▶ _Written instruction_:
Look through the material and copy each line holding "ylabel".

>> Start Given entries

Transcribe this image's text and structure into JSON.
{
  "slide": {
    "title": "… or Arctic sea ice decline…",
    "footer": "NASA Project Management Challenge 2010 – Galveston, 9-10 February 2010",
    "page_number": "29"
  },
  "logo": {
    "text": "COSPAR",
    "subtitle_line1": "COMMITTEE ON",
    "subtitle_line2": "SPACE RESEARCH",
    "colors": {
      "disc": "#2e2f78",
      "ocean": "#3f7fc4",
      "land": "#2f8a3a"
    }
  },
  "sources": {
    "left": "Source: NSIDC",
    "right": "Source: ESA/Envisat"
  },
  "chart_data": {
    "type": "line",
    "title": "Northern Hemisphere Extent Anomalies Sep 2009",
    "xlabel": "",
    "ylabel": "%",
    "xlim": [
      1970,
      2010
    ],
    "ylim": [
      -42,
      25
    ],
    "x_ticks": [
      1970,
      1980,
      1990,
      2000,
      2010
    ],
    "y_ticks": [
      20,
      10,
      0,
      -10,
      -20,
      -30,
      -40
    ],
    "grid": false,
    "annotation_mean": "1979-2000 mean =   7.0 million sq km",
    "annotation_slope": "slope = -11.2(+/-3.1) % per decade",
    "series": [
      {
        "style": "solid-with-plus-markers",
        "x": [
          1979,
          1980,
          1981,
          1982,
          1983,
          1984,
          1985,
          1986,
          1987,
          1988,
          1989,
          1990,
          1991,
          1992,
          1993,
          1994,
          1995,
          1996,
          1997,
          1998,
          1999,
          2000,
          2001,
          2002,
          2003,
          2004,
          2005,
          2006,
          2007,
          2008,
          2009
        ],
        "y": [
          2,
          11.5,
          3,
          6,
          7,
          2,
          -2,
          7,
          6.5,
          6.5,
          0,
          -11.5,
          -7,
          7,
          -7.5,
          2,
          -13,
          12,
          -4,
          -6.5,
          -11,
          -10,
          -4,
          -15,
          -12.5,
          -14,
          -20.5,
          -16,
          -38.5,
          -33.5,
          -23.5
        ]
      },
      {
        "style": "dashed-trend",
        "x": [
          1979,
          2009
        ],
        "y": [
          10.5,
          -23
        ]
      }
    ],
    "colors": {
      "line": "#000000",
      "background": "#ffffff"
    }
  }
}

>> End Given entries
>> Start Given entries

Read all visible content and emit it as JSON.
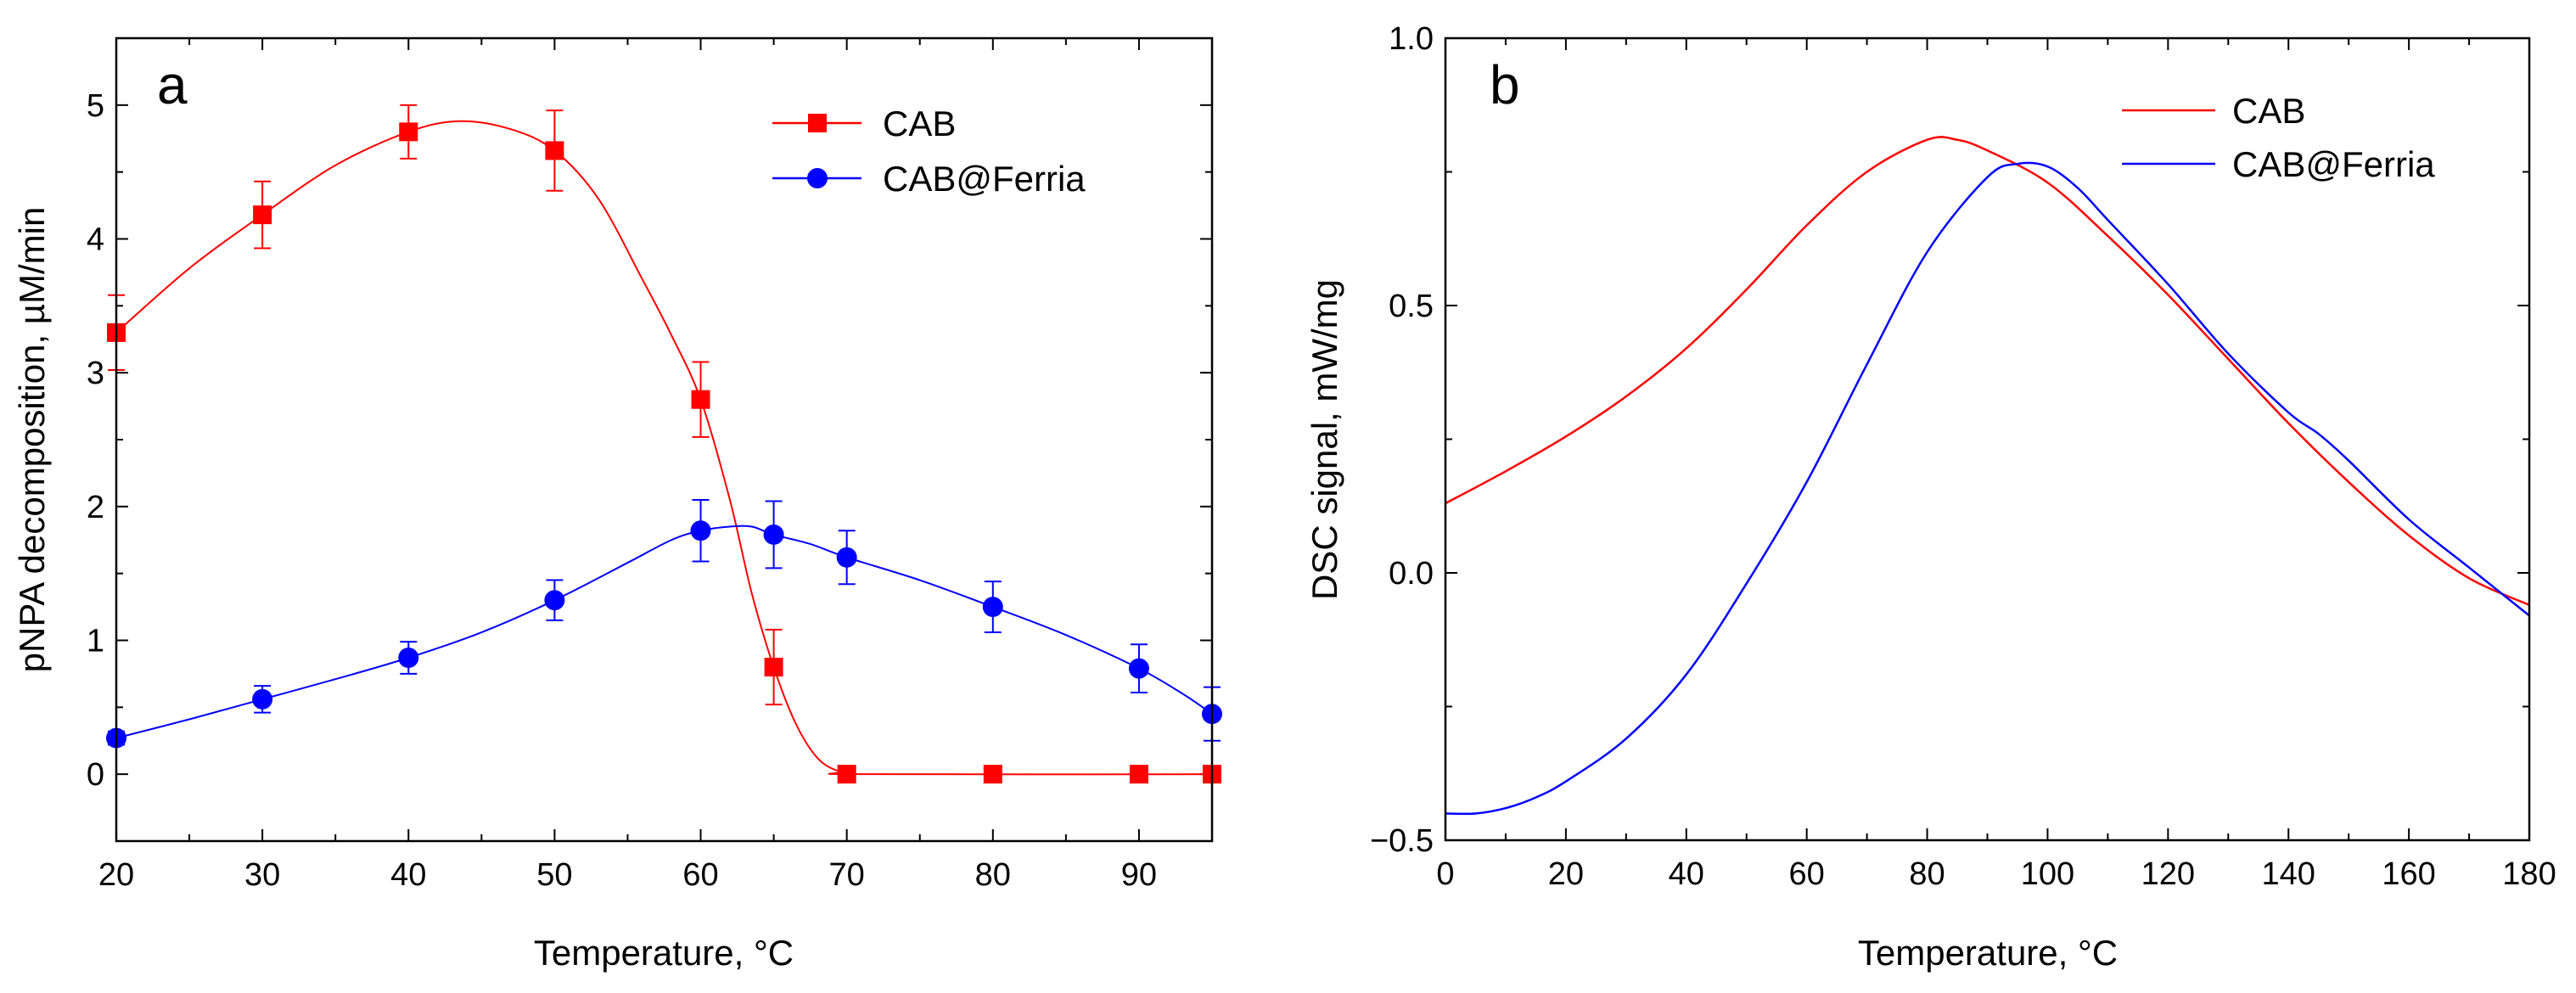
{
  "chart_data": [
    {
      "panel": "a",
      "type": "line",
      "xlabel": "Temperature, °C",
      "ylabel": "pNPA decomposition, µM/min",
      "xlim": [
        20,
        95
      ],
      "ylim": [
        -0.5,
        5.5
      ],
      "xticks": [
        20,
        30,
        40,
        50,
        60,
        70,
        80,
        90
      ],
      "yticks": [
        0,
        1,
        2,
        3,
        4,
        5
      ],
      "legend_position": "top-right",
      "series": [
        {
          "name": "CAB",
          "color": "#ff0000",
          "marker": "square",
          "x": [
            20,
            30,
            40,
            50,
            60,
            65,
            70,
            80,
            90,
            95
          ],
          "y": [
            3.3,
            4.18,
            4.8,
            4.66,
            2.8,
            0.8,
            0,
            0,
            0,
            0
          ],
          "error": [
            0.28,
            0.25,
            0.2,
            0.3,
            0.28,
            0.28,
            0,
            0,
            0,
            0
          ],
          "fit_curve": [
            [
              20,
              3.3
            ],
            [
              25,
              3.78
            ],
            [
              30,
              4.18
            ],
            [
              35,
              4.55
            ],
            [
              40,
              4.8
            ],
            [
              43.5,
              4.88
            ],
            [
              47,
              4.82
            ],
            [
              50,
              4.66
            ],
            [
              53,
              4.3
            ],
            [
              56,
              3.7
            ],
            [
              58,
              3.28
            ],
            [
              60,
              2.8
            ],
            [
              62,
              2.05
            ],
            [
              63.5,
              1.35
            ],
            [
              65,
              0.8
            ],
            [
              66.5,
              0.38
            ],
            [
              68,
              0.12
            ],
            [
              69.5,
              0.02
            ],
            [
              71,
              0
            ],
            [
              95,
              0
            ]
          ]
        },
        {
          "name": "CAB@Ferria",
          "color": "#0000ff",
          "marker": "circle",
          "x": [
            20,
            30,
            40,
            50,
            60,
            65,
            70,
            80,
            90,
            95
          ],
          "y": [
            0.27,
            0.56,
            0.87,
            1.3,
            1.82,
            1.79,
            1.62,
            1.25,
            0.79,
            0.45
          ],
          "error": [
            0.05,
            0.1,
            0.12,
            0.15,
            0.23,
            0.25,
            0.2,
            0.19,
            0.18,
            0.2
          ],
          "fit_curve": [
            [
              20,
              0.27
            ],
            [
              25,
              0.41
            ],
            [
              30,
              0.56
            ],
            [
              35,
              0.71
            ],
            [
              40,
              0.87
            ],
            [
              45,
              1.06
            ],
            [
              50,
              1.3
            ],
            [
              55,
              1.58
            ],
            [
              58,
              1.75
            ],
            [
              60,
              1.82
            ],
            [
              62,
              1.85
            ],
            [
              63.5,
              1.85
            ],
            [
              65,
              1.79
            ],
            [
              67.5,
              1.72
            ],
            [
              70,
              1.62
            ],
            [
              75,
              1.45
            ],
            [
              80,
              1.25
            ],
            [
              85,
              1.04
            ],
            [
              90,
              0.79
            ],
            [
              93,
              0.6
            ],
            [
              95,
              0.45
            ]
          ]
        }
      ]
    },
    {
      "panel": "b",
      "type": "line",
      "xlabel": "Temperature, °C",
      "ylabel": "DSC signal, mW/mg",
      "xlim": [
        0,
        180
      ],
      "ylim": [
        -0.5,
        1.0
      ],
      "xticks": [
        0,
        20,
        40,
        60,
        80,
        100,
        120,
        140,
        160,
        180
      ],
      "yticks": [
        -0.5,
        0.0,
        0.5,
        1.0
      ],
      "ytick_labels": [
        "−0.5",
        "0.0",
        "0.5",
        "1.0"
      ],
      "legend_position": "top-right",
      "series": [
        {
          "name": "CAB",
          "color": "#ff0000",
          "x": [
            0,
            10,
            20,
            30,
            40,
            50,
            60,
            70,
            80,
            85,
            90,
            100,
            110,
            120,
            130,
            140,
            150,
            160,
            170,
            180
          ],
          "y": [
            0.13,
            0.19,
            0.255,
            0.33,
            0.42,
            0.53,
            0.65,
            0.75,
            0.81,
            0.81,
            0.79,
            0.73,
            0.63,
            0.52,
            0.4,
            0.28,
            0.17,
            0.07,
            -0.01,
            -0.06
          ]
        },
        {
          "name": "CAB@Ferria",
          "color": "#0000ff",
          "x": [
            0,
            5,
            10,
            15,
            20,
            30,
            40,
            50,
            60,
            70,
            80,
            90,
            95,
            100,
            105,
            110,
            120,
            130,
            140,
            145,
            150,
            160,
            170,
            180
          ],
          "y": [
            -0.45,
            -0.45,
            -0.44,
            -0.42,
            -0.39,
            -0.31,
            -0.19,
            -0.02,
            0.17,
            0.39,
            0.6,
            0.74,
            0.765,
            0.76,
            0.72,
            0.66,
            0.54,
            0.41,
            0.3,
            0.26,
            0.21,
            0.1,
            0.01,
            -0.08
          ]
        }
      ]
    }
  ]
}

>> End Given entries

▶ _Result of this task_:
    "ylabel": "%",
      "ylabel": "pNPA decomposition, µM/min",
      "ylabel": "DSC signal, mW/mg",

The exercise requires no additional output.